### [RECORD SET]
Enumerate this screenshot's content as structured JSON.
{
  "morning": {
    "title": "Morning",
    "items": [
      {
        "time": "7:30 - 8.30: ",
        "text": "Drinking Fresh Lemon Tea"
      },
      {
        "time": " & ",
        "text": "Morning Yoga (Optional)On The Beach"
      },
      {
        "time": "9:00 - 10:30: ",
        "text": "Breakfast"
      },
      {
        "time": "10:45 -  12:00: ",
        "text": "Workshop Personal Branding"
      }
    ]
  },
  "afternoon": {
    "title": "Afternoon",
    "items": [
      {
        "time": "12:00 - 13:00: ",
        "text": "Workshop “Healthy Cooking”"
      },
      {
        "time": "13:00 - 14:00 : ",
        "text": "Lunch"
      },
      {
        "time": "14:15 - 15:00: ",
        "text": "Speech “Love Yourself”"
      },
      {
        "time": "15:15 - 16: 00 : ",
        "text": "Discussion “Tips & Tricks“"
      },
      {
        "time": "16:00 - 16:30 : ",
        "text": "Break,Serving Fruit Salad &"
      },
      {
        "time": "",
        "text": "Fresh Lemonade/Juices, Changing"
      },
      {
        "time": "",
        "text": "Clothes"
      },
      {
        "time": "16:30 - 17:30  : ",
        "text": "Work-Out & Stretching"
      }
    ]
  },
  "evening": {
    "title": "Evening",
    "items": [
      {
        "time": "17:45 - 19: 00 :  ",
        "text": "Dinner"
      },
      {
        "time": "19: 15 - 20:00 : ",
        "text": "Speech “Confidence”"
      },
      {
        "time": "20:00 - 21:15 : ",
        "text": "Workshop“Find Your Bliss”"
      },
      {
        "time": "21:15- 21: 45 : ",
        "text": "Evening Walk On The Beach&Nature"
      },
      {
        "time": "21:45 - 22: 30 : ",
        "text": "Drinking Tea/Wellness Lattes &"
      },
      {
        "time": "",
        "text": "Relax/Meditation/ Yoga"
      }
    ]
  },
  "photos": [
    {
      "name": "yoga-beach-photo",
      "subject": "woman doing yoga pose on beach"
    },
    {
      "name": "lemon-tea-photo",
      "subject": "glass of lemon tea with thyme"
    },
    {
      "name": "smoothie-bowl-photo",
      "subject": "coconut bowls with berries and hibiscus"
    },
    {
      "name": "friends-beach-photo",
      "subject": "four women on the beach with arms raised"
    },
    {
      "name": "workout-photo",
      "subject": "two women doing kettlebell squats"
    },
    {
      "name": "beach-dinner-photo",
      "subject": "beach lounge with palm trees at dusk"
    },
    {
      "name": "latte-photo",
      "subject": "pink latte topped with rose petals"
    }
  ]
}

### [BRIEF]
Each record above must be given again exactly.

### [REPLY]
Enumerate this screenshot's content as structured JSON.
{
  "morning": {
    "title": "Morning",
    "items": [
      {
        "time": "7:30 - 8.30: ",
        "text": "Drinking Fresh Lemon Tea"
      },
      {
        "time": " & ",
        "text": "Morning Yoga (Optional)On The Beach"
      },
      {
        "time": "9:00 - 10:30: ",
        "text": "Breakfast"
      },
      {
        "time": "10:45 -  12:00: ",
        "text": "Workshop Personal Branding"
      }
    ]
  },
  "afternoon": {
    "title": "Afternoon",
    "items": [
      {
        "time": "12:00 - 13:00: ",
        "text": "Workshop “Healthy Cooking”"
      },
      {
        "time": "13:00 - 14:00 : ",
        "text": "Lunch"
      },
      {
        "time": "14:15 - 15:00: ",
        "text": "Speech “Love Yourself”"
      },
      {
        "time": "15:15 - 16: 00 : ",
        "text": "Discussion “Tips & Tricks“"
      },
      {
        "time": "16:00 - 16:30 : ",
        "text": "Break,Serving Fruit Salad &"
      },
      {
        "time": "",
        "text": "Fresh Lemonade/Juices, Changing"
      },
      {
        "time": "",
        "text": "Clothes"
      },
      {
        "time": "16:30 - 17:30  : ",
        "text": "Work-Out & Stretching"
      }
    ]
  },
  "evening": {
    "title": "Evening",
    "items": [
      {
        "time": "17:45 - 19: 00 :  ",
        "text": "Dinner"
      },
      {
        "time": "19: 15 - 20:00 : ",
        "text": "Speech “Confidence”"
      },
      {
        "time": "20:00 - 21:15 : ",
        "text": "Workshop“Find Your Bliss”"
      },
      {
        "time": "21:15- 21: 45 : ",
        "text": "Evening Walk On The Beach&Nature"
      },
      {
        "time": "21:45 - 22: 30 : ",
        "text": "Drinking Tea/Wellness Lattes &"
      },
      {
        "time": "",
        "text": "Relax/Meditation/ Yoga"
      }
    ]
  },
  "photos": [
    {
      "name": "yoga-beach-photo",
      "subject": "woman doing yoga pose on beach"
    },
    {
      "name": "lemon-tea-photo",
      "subject": "glass of lemon tea with thyme"
    },
    {
      "name": "smoothie-bowl-photo",
      "subject": "coconut bowls with berries and hibiscus"
    },
    {
      "name": "friends-beach-photo",
      "subject": "four women on the beach with arms raised"
    },
    {
      "name": "workout-photo",
      "subject": "two women doing kettlebell squats"
    },
    {
      "name": "beach-dinner-photo",
      "subject": "beach lounge with palm trees at dusk"
    },
    {
      "name": "latte-photo",
      "subject": "pink latte topped with rose petals"
    }
  ]
}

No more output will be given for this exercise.